* Request: From the entries below, copy every line holding the word "know".

+++

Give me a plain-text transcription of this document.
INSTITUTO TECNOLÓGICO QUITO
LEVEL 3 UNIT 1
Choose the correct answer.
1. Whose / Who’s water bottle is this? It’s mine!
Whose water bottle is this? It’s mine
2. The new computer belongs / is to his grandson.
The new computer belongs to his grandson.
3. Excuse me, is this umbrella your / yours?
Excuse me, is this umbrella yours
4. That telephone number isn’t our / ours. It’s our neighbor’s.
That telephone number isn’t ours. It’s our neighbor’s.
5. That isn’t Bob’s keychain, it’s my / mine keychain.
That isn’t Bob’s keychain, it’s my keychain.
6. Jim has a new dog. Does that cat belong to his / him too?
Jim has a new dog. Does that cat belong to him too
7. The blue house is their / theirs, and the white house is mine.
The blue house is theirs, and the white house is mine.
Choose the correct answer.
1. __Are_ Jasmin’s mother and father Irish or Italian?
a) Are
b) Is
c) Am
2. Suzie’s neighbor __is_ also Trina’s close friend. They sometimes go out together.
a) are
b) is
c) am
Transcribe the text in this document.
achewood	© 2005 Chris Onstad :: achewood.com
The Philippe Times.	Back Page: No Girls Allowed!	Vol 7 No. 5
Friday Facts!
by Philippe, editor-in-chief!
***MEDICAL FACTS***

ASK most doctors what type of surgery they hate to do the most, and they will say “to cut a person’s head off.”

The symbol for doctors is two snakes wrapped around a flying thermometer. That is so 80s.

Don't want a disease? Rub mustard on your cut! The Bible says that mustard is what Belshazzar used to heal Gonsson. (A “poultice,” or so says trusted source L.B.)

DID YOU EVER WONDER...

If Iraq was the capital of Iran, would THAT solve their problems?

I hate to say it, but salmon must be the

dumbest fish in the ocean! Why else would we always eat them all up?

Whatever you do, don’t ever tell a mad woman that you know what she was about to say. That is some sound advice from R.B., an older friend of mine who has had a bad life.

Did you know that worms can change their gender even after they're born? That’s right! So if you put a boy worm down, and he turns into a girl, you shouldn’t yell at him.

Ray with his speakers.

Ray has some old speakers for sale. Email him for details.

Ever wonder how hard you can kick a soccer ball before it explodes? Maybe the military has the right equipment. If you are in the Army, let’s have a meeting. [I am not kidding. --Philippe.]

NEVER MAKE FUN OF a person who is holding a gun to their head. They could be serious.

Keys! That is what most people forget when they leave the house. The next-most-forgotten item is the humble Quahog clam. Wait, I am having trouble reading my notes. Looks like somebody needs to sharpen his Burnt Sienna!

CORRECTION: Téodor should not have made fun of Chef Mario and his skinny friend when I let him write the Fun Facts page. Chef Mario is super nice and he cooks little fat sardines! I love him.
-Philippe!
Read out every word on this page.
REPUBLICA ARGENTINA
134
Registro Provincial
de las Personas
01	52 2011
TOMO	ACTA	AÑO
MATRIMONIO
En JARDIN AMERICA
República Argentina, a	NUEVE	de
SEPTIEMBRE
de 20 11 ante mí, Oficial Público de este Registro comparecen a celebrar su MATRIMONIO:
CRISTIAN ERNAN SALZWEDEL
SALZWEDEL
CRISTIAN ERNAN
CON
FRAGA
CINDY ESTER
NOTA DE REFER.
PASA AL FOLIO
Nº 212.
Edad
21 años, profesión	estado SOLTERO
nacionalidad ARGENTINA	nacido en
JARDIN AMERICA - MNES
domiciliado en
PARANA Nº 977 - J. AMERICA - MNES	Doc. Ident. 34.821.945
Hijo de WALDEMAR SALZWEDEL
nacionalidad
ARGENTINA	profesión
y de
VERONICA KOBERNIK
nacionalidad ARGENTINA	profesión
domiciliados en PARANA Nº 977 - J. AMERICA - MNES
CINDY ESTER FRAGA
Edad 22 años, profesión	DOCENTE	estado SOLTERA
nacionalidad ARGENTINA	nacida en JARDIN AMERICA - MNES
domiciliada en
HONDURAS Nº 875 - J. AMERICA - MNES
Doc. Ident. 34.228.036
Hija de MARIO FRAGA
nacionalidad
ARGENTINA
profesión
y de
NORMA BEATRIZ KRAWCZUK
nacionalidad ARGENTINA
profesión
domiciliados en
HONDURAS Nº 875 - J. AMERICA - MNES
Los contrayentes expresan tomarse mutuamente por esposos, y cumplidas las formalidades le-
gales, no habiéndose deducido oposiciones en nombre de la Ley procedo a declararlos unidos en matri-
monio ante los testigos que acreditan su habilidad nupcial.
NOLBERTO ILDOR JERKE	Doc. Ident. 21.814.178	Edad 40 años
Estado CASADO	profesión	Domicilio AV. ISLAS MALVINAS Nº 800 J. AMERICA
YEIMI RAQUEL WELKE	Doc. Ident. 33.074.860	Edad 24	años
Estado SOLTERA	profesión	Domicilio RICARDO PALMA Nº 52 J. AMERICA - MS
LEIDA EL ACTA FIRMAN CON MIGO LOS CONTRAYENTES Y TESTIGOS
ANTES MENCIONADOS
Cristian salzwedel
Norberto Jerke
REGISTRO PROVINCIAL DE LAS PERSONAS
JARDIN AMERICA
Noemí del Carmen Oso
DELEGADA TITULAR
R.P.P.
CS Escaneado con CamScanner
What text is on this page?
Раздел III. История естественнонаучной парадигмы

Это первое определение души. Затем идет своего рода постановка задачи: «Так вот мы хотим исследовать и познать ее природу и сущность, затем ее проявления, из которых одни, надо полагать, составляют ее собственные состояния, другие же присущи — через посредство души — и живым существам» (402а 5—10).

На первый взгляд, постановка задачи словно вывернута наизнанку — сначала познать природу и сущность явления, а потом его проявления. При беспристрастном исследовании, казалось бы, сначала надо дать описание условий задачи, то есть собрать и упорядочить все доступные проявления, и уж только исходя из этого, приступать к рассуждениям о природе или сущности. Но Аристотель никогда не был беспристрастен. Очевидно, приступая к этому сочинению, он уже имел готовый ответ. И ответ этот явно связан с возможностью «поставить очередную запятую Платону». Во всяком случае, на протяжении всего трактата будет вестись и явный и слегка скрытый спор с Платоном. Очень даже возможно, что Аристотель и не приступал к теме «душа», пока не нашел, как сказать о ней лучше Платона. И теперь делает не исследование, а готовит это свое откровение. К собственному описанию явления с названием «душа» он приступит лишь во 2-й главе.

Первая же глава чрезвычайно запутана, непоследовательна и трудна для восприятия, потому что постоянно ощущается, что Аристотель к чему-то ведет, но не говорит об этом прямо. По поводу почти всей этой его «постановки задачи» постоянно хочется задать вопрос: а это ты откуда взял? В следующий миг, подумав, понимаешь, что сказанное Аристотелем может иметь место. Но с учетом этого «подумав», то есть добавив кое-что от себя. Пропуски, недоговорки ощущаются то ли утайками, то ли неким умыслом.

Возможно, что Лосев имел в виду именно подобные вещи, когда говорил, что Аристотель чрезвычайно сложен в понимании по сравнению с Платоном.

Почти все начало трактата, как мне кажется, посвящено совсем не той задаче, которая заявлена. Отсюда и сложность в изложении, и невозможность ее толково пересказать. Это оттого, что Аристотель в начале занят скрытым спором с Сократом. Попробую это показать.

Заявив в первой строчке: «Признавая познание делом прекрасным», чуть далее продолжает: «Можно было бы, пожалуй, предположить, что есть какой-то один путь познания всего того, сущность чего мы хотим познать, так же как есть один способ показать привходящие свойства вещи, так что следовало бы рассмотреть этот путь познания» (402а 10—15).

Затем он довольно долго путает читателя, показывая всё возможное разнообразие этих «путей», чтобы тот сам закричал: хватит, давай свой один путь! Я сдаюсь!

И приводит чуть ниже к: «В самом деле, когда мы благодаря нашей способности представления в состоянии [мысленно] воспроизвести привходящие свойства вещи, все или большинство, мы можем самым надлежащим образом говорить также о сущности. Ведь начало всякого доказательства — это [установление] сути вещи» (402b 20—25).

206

+++

* Task output:
Whatever you do, don’t ever tell a mad woman that you know what she was about to say. That is some sound advice from R.B., an older friend of mine who has had a bad life.
Did you know that worms can change their gender even after they're born? That’s right! So if you put a boy worm down, and he turns into a girl, you shouldn’t yell at him.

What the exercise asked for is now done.